REQUIRED TASK: Drop every picture and give the entries back exactly.

SOURCE DATA:

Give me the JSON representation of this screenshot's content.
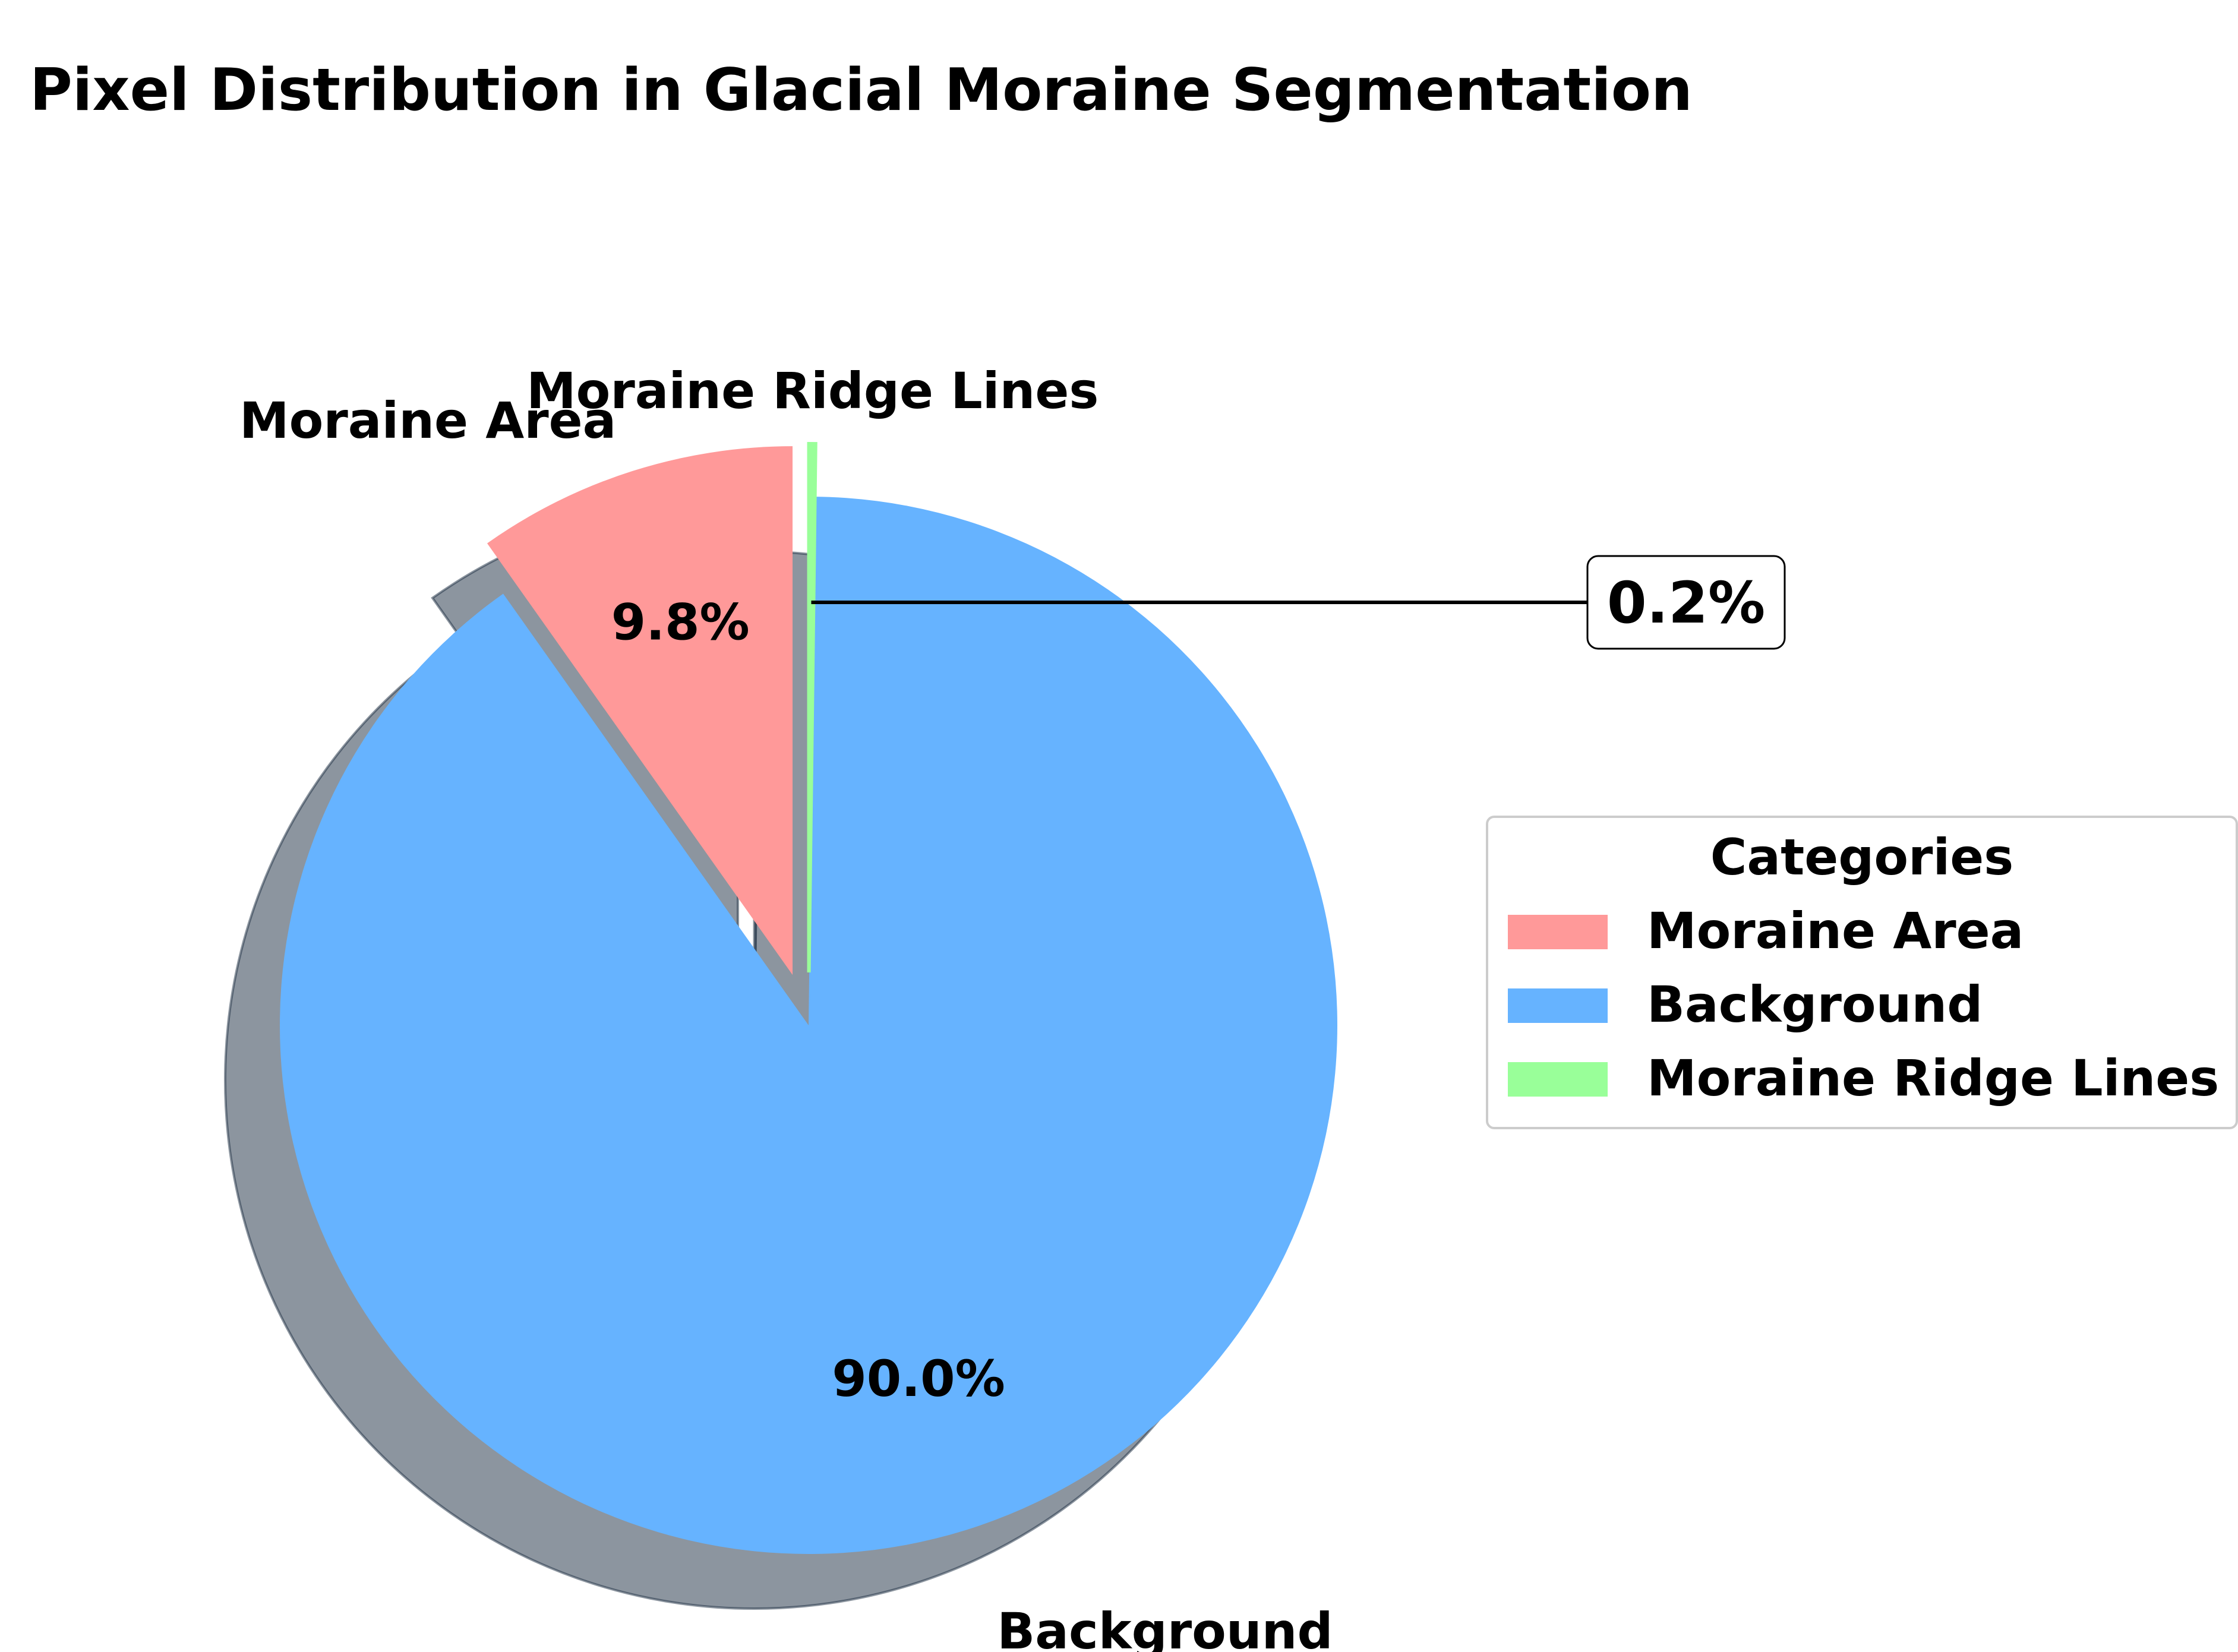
{
  "chart_data": {
    "type": "pie",
    "title": "Pixel Distribution in Glacial Moraine Segmentation",
    "slices": [
      {
        "label": "Moraine Area",
        "value": 9.8,
        "display": "9.8%",
        "color": "#FF9999",
        "exploded": true
      },
      {
        "label": "Background",
        "value": 90.0,
        "display": "90.0%",
        "color": "#66B3FF",
        "exploded": false
      },
      {
        "label": "Moraine Ridge Lines",
        "value": 0.2,
        "display": "0.2%",
        "color": "#99FF99",
        "exploded": true
      }
    ],
    "shadow": true,
    "start_angle": 90,
    "legend": {
      "title": "Categories",
      "placement": "center-right",
      "items": [
        "Moraine Area",
        "Background",
        "Moraine Ridge Lines"
      ]
    }
  }
}
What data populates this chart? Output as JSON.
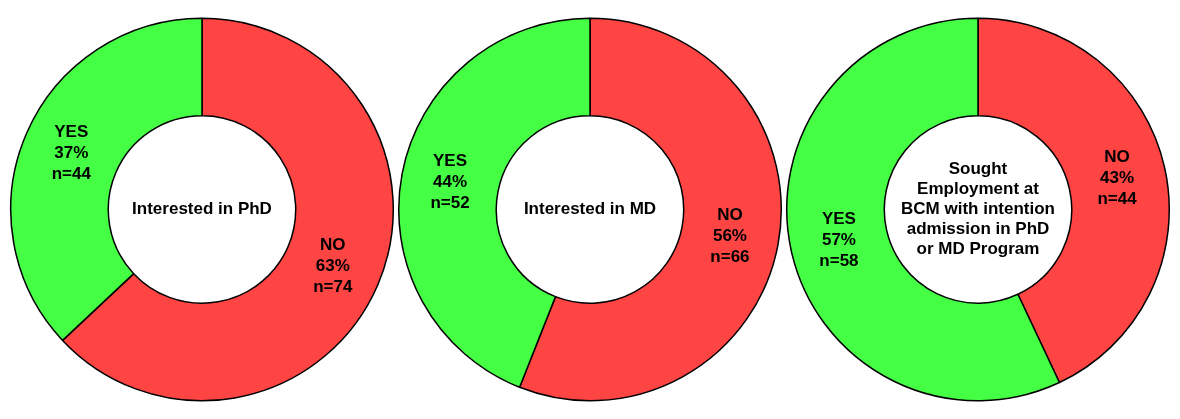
{
  "chart_data": [
    {
      "type": "donut",
      "title": "Interested in PhD",
      "categories": [
        "NO",
        "YES"
      ],
      "values": [
        63,
        37
      ],
      "colors": [
        "#ff4444",
        "#44ff44"
      ],
      "value_labels": [
        "63% n=74",
        "37% n=44"
      ],
      "legend": false
    },
    {
      "type": "donut",
      "title": "Interested in MD",
      "categories": [
        "NO",
        "YES"
      ],
      "values": [
        56,
        44
      ],
      "colors": [
        "#ff4444",
        "#44ff44"
      ],
      "value_labels": [
        "56% n=66",
        "44% n=52"
      ],
      "legend": false
    },
    {
      "type": "donut",
      "title": "Sought Employment at BCM with intention admission in PhD or MD Program",
      "categories": [
        "NO",
        "YES"
      ],
      "values": [
        43,
        57
      ],
      "colors": [
        "#ff4444",
        "#44ff44"
      ],
      "value_labels": [
        "43% n=44",
        "57% n=58"
      ],
      "legend": false
    }
  ]
}
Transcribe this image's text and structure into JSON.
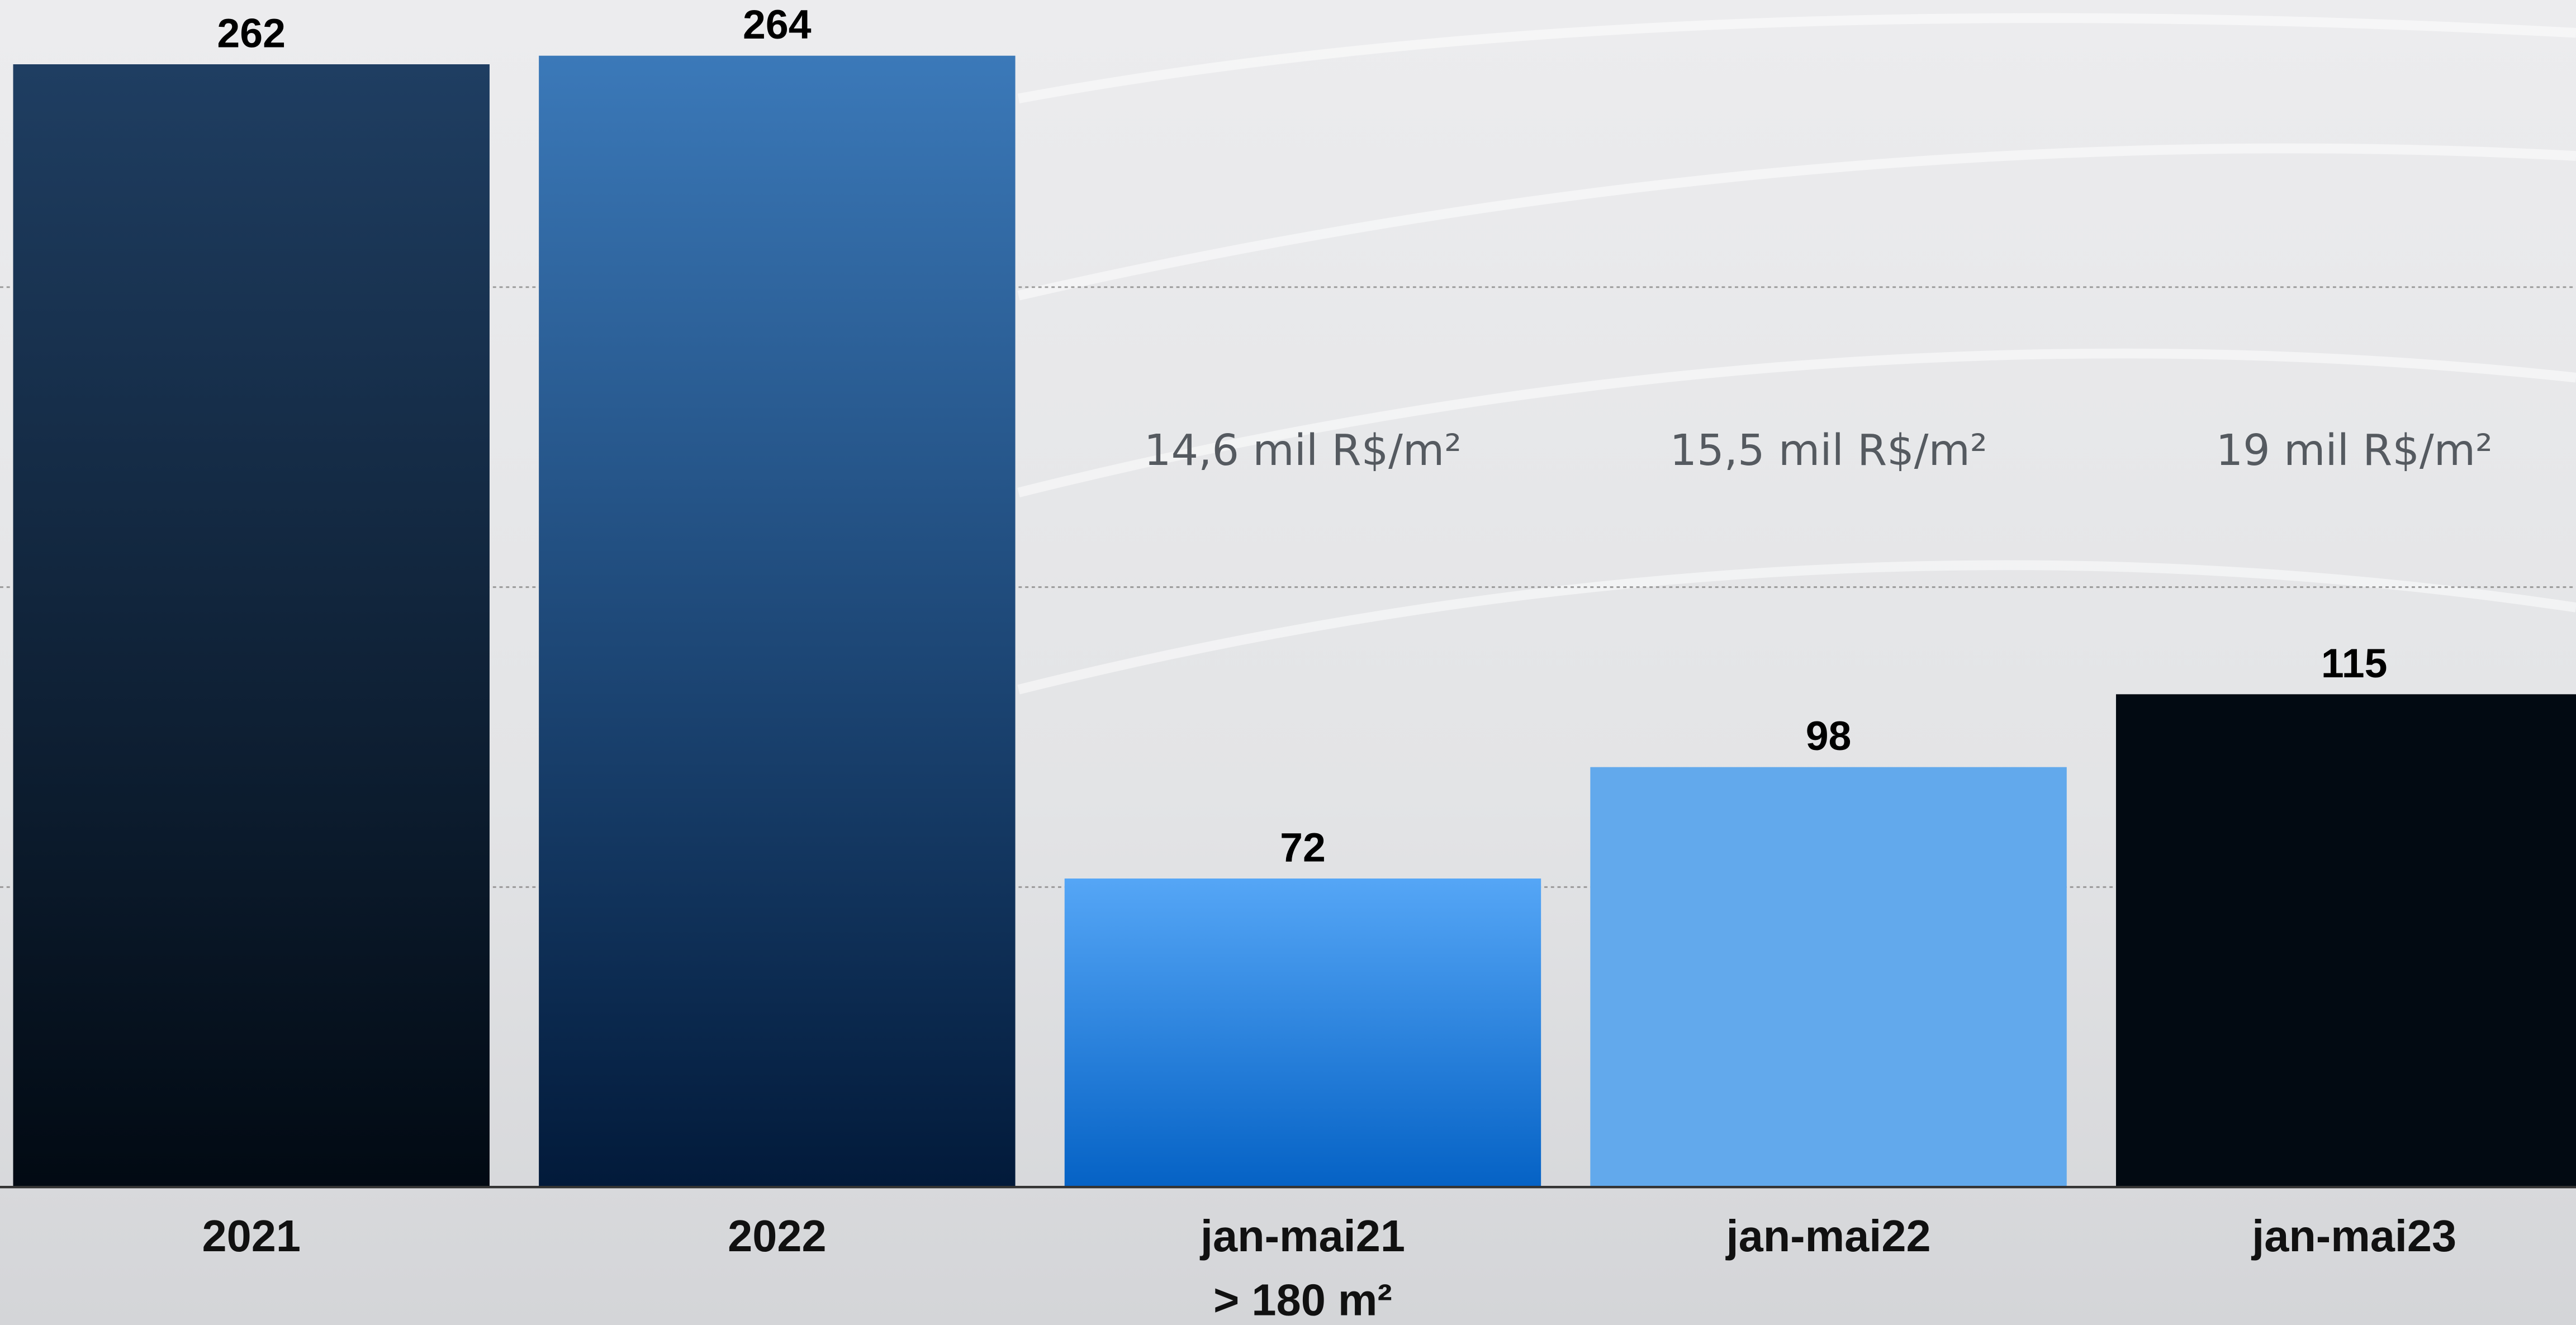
{
  "chart_data": {
    "type": "bar",
    "categories": [
      "2021",
      "2022",
      "jan-mai21",
      "jan-mai22",
      "jan-mai23"
    ],
    "values": [
      262,
      264,
      72,
      98,
      115
    ],
    "colors": [
      [
        "#1f3e62",
        "#020a13"
      ],
      [
        "#3b79b9",
        "#021a3a"
      ],
      [
        "#55a6f6",
        "#0562c5"
      ],
      [
        "#62a9ec",
        "#62a9ec"
      ],
      [
        "#020a12",
        "#020a12"
      ]
    ],
    "x_note": "> 180 m²",
    "annotations": [
      "14,6 mil R$/m²",
      "15,5 mil R$/m²",
      "19 mil R$/m²"
    ],
    "ylim": [
      0,
      277
    ],
    "yticks": [
      70,
      140,
      210
    ],
    "grid": true
  }
}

FULL RESPONSE:
Give me the JSON representation of this screenshot's content.
{
  "chart_data": {
    "type": "pie",
    "title": "Pixel Distribution in Glacial Moraine Segmentation",
    "slices": [
      {
        "label": "Moraine Area",
        "value": 9.8,
        "display": "9.8%",
        "color": "#FF9999",
        "exploded": true
      },
      {
        "label": "Background",
        "value": 90.0,
        "display": "90.0%",
        "color": "#66B3FF",
        "exploded": false
      },
      {
        "label": "Moraine Ridge Lines",
        "value": 0.2,
        "display": "0.2%",
        "color": "#99FF99",
        "exploded": true
      }
    ],
    "shadow": true,
    "start_angle": 90,
    "legend": {
      "title": "Categories",
      "placement": "center-right",
      "items": [
        "Moraine Area",
        "Background",
        "Moraine Ridge Lines"
      ]
    }
  }
}
What data populates this chart? Output as JSON.
{
  "chart_data": [
    {
      "type": "donut",
      "title": "Interested in PhD",
      "categories": [
        "NO",
        "YES"
      ],
      "values": [
        63,
        37
      ],
      "colors": [
        "#ff4444",
        "#44ff44"
      ],
      "value_labels": [
        "63% n=74",
        "37% n=44"
      ],
      "legend": false
    },
    {
      "type": "donut",
      "title": "Interested in MD",
      "categories": [
        "NO",
        "YES"
      ],
      "values": [
        56,
        44
      ],
      "colors": [
        "#ff4444",
        "#44ff44"
      ],
      "value_labels": [
        "56% n=66",
        "44% n=52"
      ],
      "legend": false
    },
    {
      "type": "donut",
      "title": "Sought Employment at BCM with intention admission in PhD or MD Program",
      "categories": [
        "NO",
        "YES"
      ],
      "values": [
        43,
        57
      ],
      "colors": [
        "#ff4444",
        "#44ff44"
      ],
      "value_labels": [
        "43% n=44",
        "57% n=58"
      ],
      "legend": false
    }
  ]
}
Transcribe this image's text and structure into JSON.
{
  "chart_data": {
    "type": "bar",
    "categories": [
      "2021",
      "2022",
      "jan-mai21",
      "jan-mai22",
      "jan-mai23"
    ],
    "values": [
      262,
      264,
      72,
      98,
      115
    ],
    "colors": [
      [
        "#1f3e62",
        "#020a13"
      ],
      [
        "#3b79b9",
        "#021a3a"
      ],
      [
        "#55a6f6",
        "#0562c5"
      ],
      [
        "#62a9ec",
        "#62a9ec"
      ],
      [
        "#020a12",
        "#020a12"
      ]
    ],
    "x_note": "> 180 m²",
    "annotations": [
      "14,6 mil R$/m²",
      "15,5 mil R$/m²",
      "19 mil R$/m²"
    ],
    "ylim": [
      0,
      277
    ],
    "yticks": [
      70,
      140,
      210
    ],
    "grid": true
  }
}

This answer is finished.